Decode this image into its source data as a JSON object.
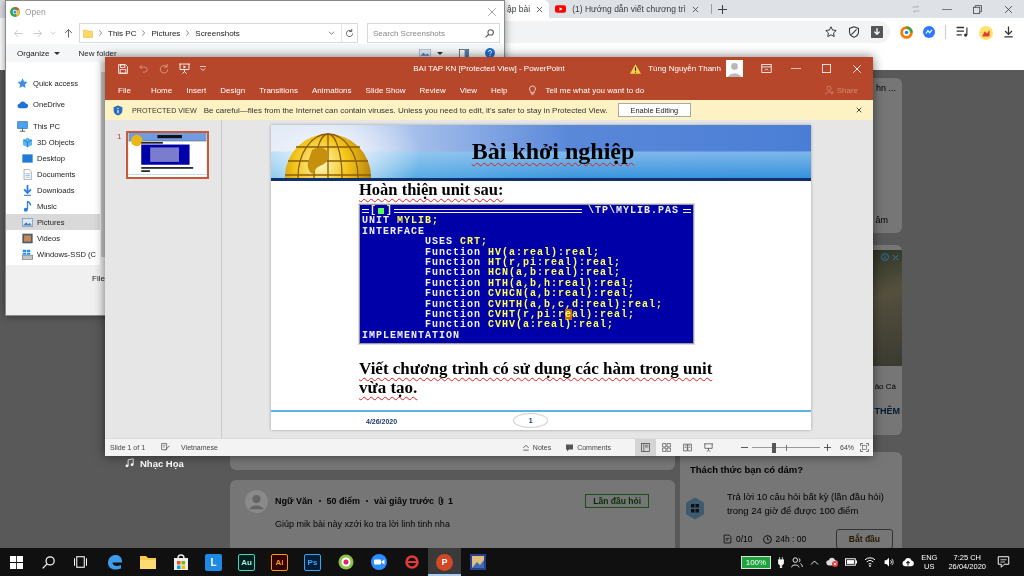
{
  "browser": {
    "tabs": [
      {
        "title": "ập bài",
        "selected": true
      },
      {
        "title": "(1) Hướng dẫn viết chương trì",
        "selected": false
      }
    ],
    "page": {
      "sidebar": {
        "label": "Nhạc Họa"
      },
      "top_card": {
        "text": "hn ...",
        "link": "âm"
      },
      "ad": {
        "caption": "ảo Cá",
        "link": "THÊM"
      },
      "post": {
        "subject": "Ngữ Văn",
        "points": "50 điểm",
        "time": "vài giây trước",
        "attachments": "1",
        "tag": "Lần đầu hỏi",
        "body": "Giúp mik bài này xzới ko tra lời linh tinh nha"
      },
      "challenge": {
        "title": "Thách thức bạn có dám?",
        "text": "Trả lời 10 câu hỏi  bất kỳ (lần đầu hỏi) trong 24 giờ để được 100 điểm",
        "progress": "0/10",
        "timer": "24h : 00",
        "button": "Bắt đầu"
      }
    }
  },
  "open_dialog": {
    "title": "Open",
    "path": [
      "This PC",
      "Pictures",
      "Screenshots"
    ],
    "search": {
      "placeholder": "Search Screenshots"
    },
    "toolbar": [
      {
        "label": "Organize",
        "kind": "menu"
      },
      {
        "label": "New folder",
        "kind": "plain"
      }
    ],
    "nav": [
      {
        "label": "Quick access",
        "selected": false
      },
      {
        "label": "OneDrive",
        "selected": false
      },
      {
        "label": "This PC",
        "selected": false,
        "children": [
          {
            "label": "3D Objects",
            "selected": false
          },
          {
            "label": "Desktop",
            "selected": false
          },
          {
            "label": "Documents",
            "selected": false
          },
          {
            "label": "Downloads",
            "selected": false
          },
          {
            "label": "Music",
            "selected": false
          },
          {
            "label": "Pictures",
            "selected": true
          },
          {
            "label": "Videos",
            "selected": false
          },
          {
            "label": "Windows-SSD (C",
            "selected": false
          }
        ]
      }
    ],
    "file_name_label": "File"
  },
  "powerpoint": {
    "title": "BAI TAP KN [Protected View] - PowerPoint",
    "user": "Tùng Nguyễn Thanh",
    "tabs": [
      {
        "label": "File",
        "selected": false
      },
      {
        "label": "Home",
        "selected": false
      },
      {
        "label": "Insert",
        "selected": false
      },
      {
        "label": "Design",
        "selected": false
      },
      {
        "label": "Transitions",
        "selected": false
      },
      {
        "label": "Animations",
        "selected": false
      },
      {
        "label": "Slide Show",
        "selected": false
      },
      {
        "label": "Review",
        "selected": false
      },
      {
        "label": "View",
        "selected": false
      },
      {
        "label": "Help",
        "selected": false
      }
    ],
    "tell_me": "Tell me what you want to do",
    "share": {
      "label": "Share",
      "disabled": true
    },
    "message_bar": {
      "title": "PROTECTED VIEW",
      "text": "Be careful—files from the Internet can contain viruses. Unless you need to edit, it's safer to stay in Protected View.",
      "button": "Enable Editing"
    },
    "thumbnails": [
      {
        "number": "1",
        "selected": true
      }
    ],
    "slide": {
      "title": {
        "text": "Bài khởi nghiệp",
        "misspelled": true
      },
      "heading": {
        "text": "Hoàn thiện unit sau:",
        "misspelled": true
      },
      "code": {
        "close_box": {
          "left": "[",
          "right": "]"
        },
        "file": "\\TP\\MYLIB.PAS",
        "lines": [
          {
            "parts": [
              {
                "text": "UNIT",
                "kind": "keyword"
              },
              {
                "text": "MYLIB;",
                "kind": "name"
              }
            ]
          },
          {
            "parts": [
              {
                "text": "INTERFACE",
                "kind": "keyword"
              }
            ],
            "children": [
              {
                "parts": [
                  {
                    "text": "USES",
                    "kind": "keyword"
                  },
                  {
                    "text": "CRT;",
                    "kind": "name"
                  }
                ]
              },
              {
                "parts": [
                  {
                    "text": "Function",
                    "kind": "keyword"
                  },
                  {
                    "text": "HV(a:real):real;",
                    "kind": "name"
                  }
                ]
              },
              {
                "parts": [
                  {
                    "text": "Function",
                    "kind": "keyword"
                  },
                  {
                    "text": "HT(r,pi:real):real;",
                    "kind": "name"
                  }
                ]
              },
              {
                "parts": [
                  {
                    "text": "Function",
                    "kind": "keyword"
                  },
                  {
                    "text": "HCN(a,b:real):real;",
                    "kind": "name"
                  }
                ]
              },
              {
                "parts": [
                  {
                    "text": "Function",
                    "kind": "keyword"
                  },
                  {
                    "text": "HTH(a,b,h:real):real;",
                    "kind": "name"
                  }
                ]
              },
              {
                "parts": [
                  {
                    "text": "Function",
                    "kind": "keyword"
                  },
                  {
                    "text": "CVHCN(a,b:real):real;",
                    "kind": "name"
                  }
                ]
              },
              {
                "parts": [
                  {
                    "text": "Function",
                    "kind": "keyword"
                  },
                  {
                    "text": "CVHTH(a,b,c,d:real):real;",
                    "kind": "name"
                  }
                ]
              },
              {
                "parts": [
                  {
                    "text": "Function",
                    "kind": "keyword"
                  },
                  {
                    "text": "CVHT(r,pi:r",
                    "kind": "name"
                  },
                  {
                    "text": "e",
                    "kind": "cursor"
                  },
                  {
                    "text": "al):real;",
                    "kind": "name"
                  }
                ]
              },
              {
                "parts": [
                  {
                    "text": "Function",
                    "kind": "keyword"
                  },
                  {
                    "text": "CVHV(a:real):real;",
                    "kind": "name"
                  }
                ]
              }
            ]
          },
          {
            "parts": [
              {
                "text": "IMPLEMENTATION",
                "kind": "keyword"
              }
            ]
          }
        ]
      },
      "task": {
        "text": "Viết chương trình có sử dụng các hàm trong unit vừa tạo.",
        "misspelled": true
      },
      "date": "4/26/2020",
      "number": "1"
    },
    "status_bar": {
      "position": "Slide 1 of 1",
      "language": "Vietnamese",
      "notes": "Notes",
      "comments": "Comments",
      "views": [
        {
          "selected": true
        },
        {
          "selected": false
        },
        {
          "selected": false
        },
        {
          "selected": false
        }
      ],
      "zoom": {
        "level": 0.33,
        "reading": "64%"
      }
    }
  },
  "taskbar": {
    "apps": [
      {
        "kind": "icon",
        "active": false
      },
      {
        "kind": "icon",
        "active": false
      },
      {
        "kind": "icon",
        "active": false
      },
      {
        "kind": "tile",
        "label": "L",
        "active": false
      },
      {
        "kind": "tile",
        "label": "Au",
        "active": false
      },
      {
        "kind": "tile",
        "label": "Ai",
        "active": false
      },
      {
        "kind": "tile",
        "label": "Ps",
        "active": false
      },
      {
        "kind": "icon",
        "active": false
      },
      {
        "kind": "icon",
        "active": false
      },
      {
        "kind": "icon",
        "active": false
      },
      {
        "kind": "badge",
        "label": "P",
        "active": true
      },
      {
        "kind": "icon",
        "active": false
      }
    ],
    "battery": "100%",
    "language": {
      "name": "ENG",
      "region": "US"
    },
    "clock": {
      "time": "7:25 CH",
      "date": "26/04/2020"
    }
  }
}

### PROBLEM STATEMENT
Line by line, write out the material above exactly, with no images.

### WRITTEN REPLY
Decode this image into its source data as a JSON object.
{
  "browser": {
    "tabs": [
      {
        "title": "ập bài",
        "selected": true
      },
      {
        "title": "(1) Hướng dẫn viết chương trì",
        "selected": false
      }
    ],
    "page": {
      "sidebar": {
        "label": "Nhạc Họa"
      },
      "top_card": {
        "text": "hn ...",
        "link": "âm"
      },
      "ad": {
        "caption": "ảo Cá",
        "link": "THÊM"
      },
      "post": {
        "subject": "Ngữ Văn",
        "points": "50 điểm",
        "time": "vài giây trước",
        "attachments": "1",
        "tag": "Lần đầu hỏi",
        "body": "Giúp mik bài này xzới ko tra lời linh tinh nha"
      },
      "challenge": {
        "title": "Thách thức bạn có dám?",
        "text": "Trả lời 10 câu hỏi  bất kỳ (lần đầu hỏi) trong 24 giờ để được 100 điểm",
        "progress": "0/10",
        "timer": "24h : 00",
        "button": "Bắt đầu"
      }
    }
  },
  "open_dialog": {
    "title": "Open",
    "path": [
      "This PC",
      "Pictures",
      "Screenshots"
    ],
    "search": {
      "placeholder": "Search Screenshots"
    },
    "toolbar": [
      {
        "label": "Organize",
        "kind": "menu"
      },
      {
        "label": "New folder",
        "kind": "plain"
      }
    ],
    "nav": [
      {
        "label": "Quick access",
        "selected": false
      },
      {
        "label": "OneDrive",
        "selected": false
      },
      {
        "label": "This PC",
        "selected": false,
        "children": [
          {
            "label": "3D Objects",
            "selected": false
          },
          {
            "label": "Desktop",
            "selected": false
          },
          {
            "label": "Documents",
            "selected": false
          },
          {
            "label": "Downloads",
            "selected": false
          },
          {
            "label": "Music",
            "selected": false
          },
          {
            "label": "Pictures",
            "selected": true
          },
          {
            "label": "Videos",
            "selected": false
          },
          {
            "label": "Windows-SSD (C",
            "selected": false
          }
        ]
      }
    ],
    "file_name_label": "File"
  },
  "powerpoint": {
    "title": "BAI TAP KN [Protected View] - PowerPoint",
    "user": "Tùng Nguyễn Thanh",
    "tabs": [
      {
        "label": "File",
        "selected": false
      },
      {
        "label": "Home",
        "selected": false
      },
      {
        "label": "Insert",
        "selected": false
      },
      {
        "label": "Design",
        "selected": false
      },
      {
        "label": "Transitions",
        "selected": false
      },
      {
        "label": "Animations",
        "selected": false
      },
      {
        "label": "Slide Show",
        "selected": false
      },
      {
        "label": "Review",
        "selected": false
      },
      {
        "label": "View",
        "selected": false
      },
      {
        "label": "Help",
        "selected": false
      }
    ],
    "tell_me": "Tell me what you want to do",
    "share": {
      "label": "Share",
      "disabled": true
    },
    "message_bar": {
      "title": "PROTECTED VIEW",
      "text": "Be careful—files from the Internet can contain viruses. Unless you need to edit, it's safer to stay in Protected View.",
      "button": "Enable Editing"
    },
    "thumbnails": [
      {
        "number": "1",
        "selected": true
      }
    ],
    "slide": {
      "title": {
        "text": "Bài khởi nghiệp",
        "misspelled": true
      },
      "heading": {
        "text": "Hoàn thiện unit sau:",
        "misspelled": true
      },
      "code": {
        "close_box": {
          "left": "[",
          "right": "]"
        },
        "file": "\\TP\\MYLIB.PAS",
        "lines": [
          {
            "parts": [
              {
                "text": "UNIT",
                "kind": "keyword"
              },
              {
                "text": "MYLIB;",
                "kind": "name"
              }
            ]
          },
          {
            "parts": [
              {
                "text": "INTERFACE",
                "kind": "keyword"
              }
            ],
            "children": [
              {
                "parts": [
                  {
                    "text": "USES",
                    "kind": "keyword"
                  },
                  {
                    "text": "CRT;",
                    "kind": "name"
                  }
                ]
              },
              {
                "parts": [
                  {
                    "text": "Function",
                    "kind": "keyword"
                  },
                  {
                    "text": "HV(a:real):real;",
                    "kind": "name"
                  }
                ]
              },
              {
                "parts": [
                  {
                    "text": "Function",
                    "kind": "keyword"
                  },
                  {
                    "text": "HT(r,pi:real):real;",
                    "kind": "name"
                  }
                ]
              },
              {
                "parts": [
                  {
                    "text": "Function",
                    "kind": "keyword"
                  },
                  {
                    "text": "HCN(a,b:real):real;",
                    "kind": "name"
                  }
                ]
              },
              {
                "parts": [
                  {
                    "text": "Function",
                    "kind": "keyword"
                  },
                  {
                    "text": "HTH(a,b,h:real):real;",
                    "kind": "name"
                  }
                ]
              },
              {
                "parts": [
                  {
                    "text": "Function",
                    "kind": "keyword"
                  },
                  {
                    "text": "CVHCN(a,b:real):real;",
                    "kind": "name"
                  }
                ]
              },
              {
                "parts": [
                  {
                    "text": "Function",
                    "kind": "keyword"
                  },
                  {
                    "text": "CVHTH(a,b,c,d:real):real;",
                    "kind": "name"
                  }
                ]
              },
              {
                "parts": [
                  {
                    "text": "Function",
                    "kind": "keyword"
                  },
                  {
                    "text": "CVHT(r,pi:r",
                    "kind": "name"
                  },
                  {
                    "text": "e",
                    "kind": "cursor"
                  },
                  {
                    "text": "al):real;",
                    "kind": "name"
                  }
                ]
              },
              {
                "parts": [
                  {
                    "text": "Function",
                    "kind": "keyword"
                  },
                  {
                    "text": "CVHV(a:real):real;",
                    "kind": "name"
                  }
                ]
              }
            ]
          },
          {
            "parts": [
              {
                "text": "IMPLEMENTATION",
                "kind": "keyword"
              }
            ]
          }
        ]
      },
      "task": {
        "text": "Viết chương trình có sử dụng các hàm trong unit vừa tạo.",
        "misspelled": true
      },
      "date": "4/26/2020",
      "number": "1"
    },
    "status_bar": {
      "position": "Slide 1 of 1",
      "language": "Vietnamese",
      "notes": "Notes",
      "comments": "Comments",
      "views": [
        {
          "selected": true
        },
        {
          "selected": false
        },
        {
          "selected": false
        },
        {
          "selected": false
        }
      ],
      "zoom": {
        "level": 0.33,
        "reading": "64%"
      }
    }
  },
  "taskbar": {
    "apps": [
      {
        "kind": "icon",
        "active": false
      },
      {
        "kind": "icon",
        "active": false
      },
      {
        "kind": "icon",
        "active": false
      },
      {
        "kind": "tile",
        "label": "L",
        "active": false
      },
      {
        "kind": "tile",
        "label": "Au",
        "active": false
      },
      {
        "kind": "tile",
        "label": "Ai",
        "active": false
      },
      {
        "kind": "tile",
        "label": "Ps",
        "active": false
      },
      {
        "kind": "icon",
        "active": false
      },
      {
        "kind": "icon",
        "active": false
      },
      {
        "kind": "icon",
        "active": false
      },
      {
        "kind": "badge",
        "label": "P",
        "active": true
      },
      {
        "kind": "icon",
        "active": false
      }
    ],
    "battery": "100%",
    "language": {
      "name": "ENG",
      "region": "US"
    },
    "clock": {
      "time": "7:25 CH",
      "date": "26/04/2020"
    }
  }
}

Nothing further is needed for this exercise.